• **Problem to work on**: Reproduce the data exactly and drop any pictures it holds.

• **Task data**:

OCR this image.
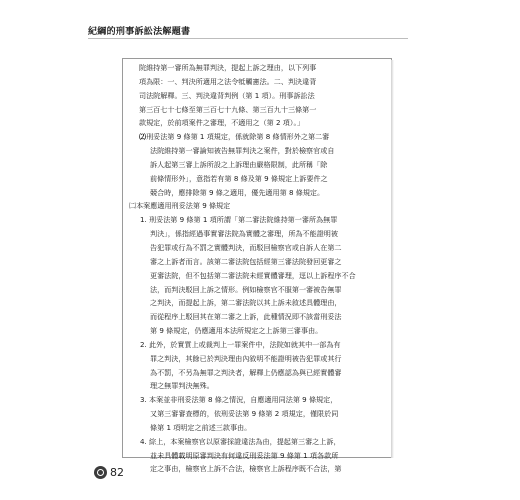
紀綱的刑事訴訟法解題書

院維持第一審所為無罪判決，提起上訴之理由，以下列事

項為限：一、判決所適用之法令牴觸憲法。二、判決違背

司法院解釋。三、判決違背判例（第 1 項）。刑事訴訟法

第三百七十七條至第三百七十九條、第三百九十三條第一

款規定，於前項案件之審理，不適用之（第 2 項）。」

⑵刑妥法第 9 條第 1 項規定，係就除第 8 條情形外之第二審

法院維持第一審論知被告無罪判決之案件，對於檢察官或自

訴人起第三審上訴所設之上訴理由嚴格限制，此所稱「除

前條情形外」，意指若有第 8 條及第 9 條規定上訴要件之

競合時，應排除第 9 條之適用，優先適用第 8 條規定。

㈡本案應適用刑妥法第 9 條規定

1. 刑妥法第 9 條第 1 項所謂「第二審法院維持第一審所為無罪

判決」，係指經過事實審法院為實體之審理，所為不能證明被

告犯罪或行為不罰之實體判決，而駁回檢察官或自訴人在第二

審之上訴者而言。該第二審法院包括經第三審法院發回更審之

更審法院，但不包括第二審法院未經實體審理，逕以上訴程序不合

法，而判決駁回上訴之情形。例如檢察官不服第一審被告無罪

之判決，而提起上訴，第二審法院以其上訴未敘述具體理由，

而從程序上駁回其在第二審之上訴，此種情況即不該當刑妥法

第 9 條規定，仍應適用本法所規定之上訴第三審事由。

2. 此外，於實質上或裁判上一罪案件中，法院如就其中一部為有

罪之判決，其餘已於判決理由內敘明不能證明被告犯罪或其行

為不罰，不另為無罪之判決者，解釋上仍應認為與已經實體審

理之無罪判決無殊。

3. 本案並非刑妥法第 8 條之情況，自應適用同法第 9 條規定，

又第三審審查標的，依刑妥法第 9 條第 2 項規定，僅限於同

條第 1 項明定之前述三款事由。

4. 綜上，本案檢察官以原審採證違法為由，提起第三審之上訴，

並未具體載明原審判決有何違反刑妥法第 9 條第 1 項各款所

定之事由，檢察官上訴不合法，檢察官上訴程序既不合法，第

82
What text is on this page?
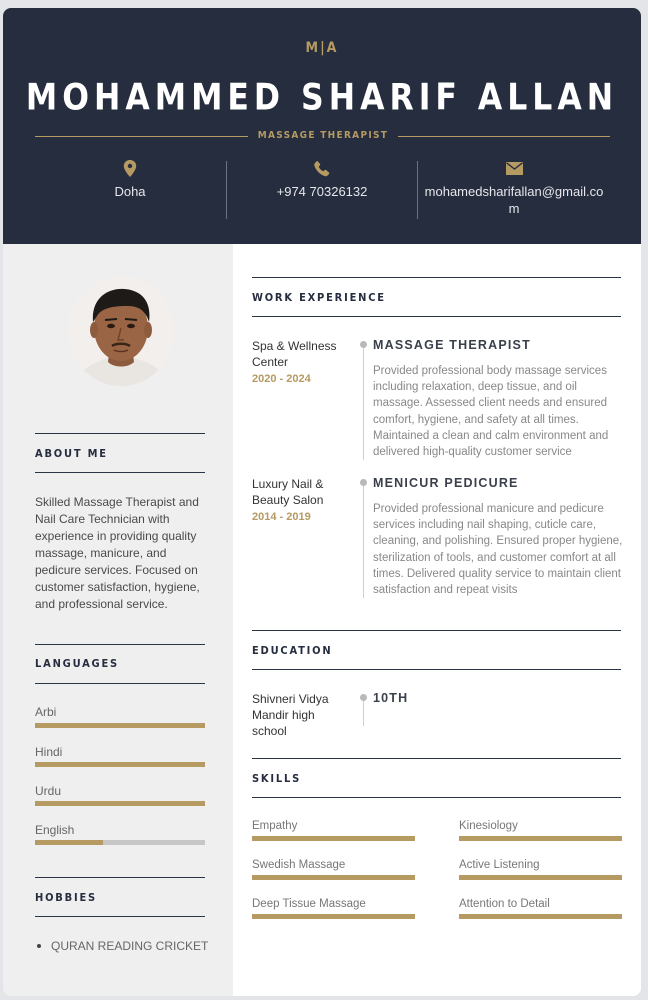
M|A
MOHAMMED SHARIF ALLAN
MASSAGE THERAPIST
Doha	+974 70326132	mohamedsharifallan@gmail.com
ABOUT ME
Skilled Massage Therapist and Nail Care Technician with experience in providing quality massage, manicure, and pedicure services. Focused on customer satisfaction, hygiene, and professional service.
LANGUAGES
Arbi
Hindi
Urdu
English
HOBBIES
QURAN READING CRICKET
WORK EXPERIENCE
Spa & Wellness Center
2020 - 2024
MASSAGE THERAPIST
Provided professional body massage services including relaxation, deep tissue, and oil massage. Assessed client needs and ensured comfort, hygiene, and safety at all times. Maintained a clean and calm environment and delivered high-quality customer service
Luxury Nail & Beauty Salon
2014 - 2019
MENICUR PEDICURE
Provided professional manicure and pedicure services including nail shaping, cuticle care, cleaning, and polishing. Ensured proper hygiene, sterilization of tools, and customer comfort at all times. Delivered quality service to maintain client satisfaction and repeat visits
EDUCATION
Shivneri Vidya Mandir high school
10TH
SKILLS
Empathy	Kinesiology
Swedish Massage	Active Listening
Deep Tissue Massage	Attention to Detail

• **Solution to the exercise**:
OCR this image.
紀綱的刑事訴訟法解題書

院維持第一審所為無罪判決，提起上訴之理由，以下列事

項為限：一、判決所適用之法令牴觸憲法。二、判決違背

司法院解釋。三、判決違背判例（第 1 項）。刑事訴訟法

第三百七十七條至第三百七十九條、第三百九十三條第一

款規定，於前項案件之審理，不適用之（第 2 項）。」

⑵刑妥法第 9 條第 1 項規定，係就除第 8 條情形外之第二審

法院維持第一審論知被告無罪判決之案件，對於檢察官或自

訴人起第三審上訴所設之上訴理由嚴格限制，此所稱「除

前條情形外」，意指若有第 8 條及第 9 條規定上訴要件之

競合時，應排除第 9 條之適用，優先適用第 8 條規定。

㈡本案應適用刑妥法第 9 條規定

1. 刑妥法第 9 條第 1 項所謂「第二審法院維持第一審所為無罪

判決」，係指經過事實審法院為實體之審理，所為不能證明被

告犯罪或行為不罰之實體判決，而駁回檢察官或自訴人在第二

審之上訴者而言。該第二審法院包括經第三審法院發回更審之

更審法院，但不包括第二審法院未經實體審理，逕以上訴程序不合

法，而判決駁回上訴之情形。例如檢察官不服第一審被告無罪

之判決，而提起上訴，第二審法院以其上訴未敘述具體理由，

而從程序上駁回其在第二審之上訴，此種情況即不該當刑妥法

第 9 條規定，仍應適用本法所規定之上訴第三審事由。

2. 此外，於實質上或裁判上一罪案件中，法院如就其中一部為有

罪之判決，其餘已於判決理由內敘明不能證明被告犯罪或其行

為不罰，不另為無罪之判決者，解釋上仍應認為與已經實體審

理之無罪判決無殊。

3. 本案並非刑妥法第 8 條之情況，自應適用同法第 9 條規定，

又第三審審查標的，依刑妥法第 9 條第 2 項規定，僅限於同

條第 1 項明定之前述三款事由。

4. 綜上，本案檢察官以原審採證違法為由，提起第三審之上訴，

並未具體載明原審判決有何違反刑妥法第 9 條第 1 項各款所

定之事由，檢察官上訴不合法，檢察官上訴程序既不合法，第

82
What text is on this page?
M|A
MOHAMMED SHARIF ALLAN
MASSAGE THERAPIST
Doha	+974 70326132	mohamedsharifallan@gmail.com
ABOUT ME
Skilled Massage Therapist and Nail Care Technician with experience in providing quality massage, manicure, and pedicure services. Focused on customer satisfaction, hygiene, and professional service.
LANGUAGES
Arbi
Hindi
Urdu
English
HOBBIES
QURAN READING CRICKET
WORK EXPERIENCE
Spa & Wellness Center
2020 - 2024
MASSAGE THERAPIST
Provided professional body massage services including relaxation, deep tissue, and oil massage. Assessed client needs and ensured comfort, hygiene, and safety at all times. Maintained a clean and calm environment and delivered high-quality customer service
Luxury Nail & Beauty Salon
2014 - 2019
MENICUR PEDICURE
Provided professional manicure and pedicure services including nail shaping, cuticle care, cleaning, and polishing. Ensured proper hygiene, sterilization of tools, and customer comfort at all times. Delivered quality service to maintain client satisfaction and repeat visits
EDUCATION
Shivneri Vidya Mandir high school
10TH
SKILLS
Empathy	Kinesiology
Swedish Massage	Active Listening
Deep Tissue Massage	Attention to Detail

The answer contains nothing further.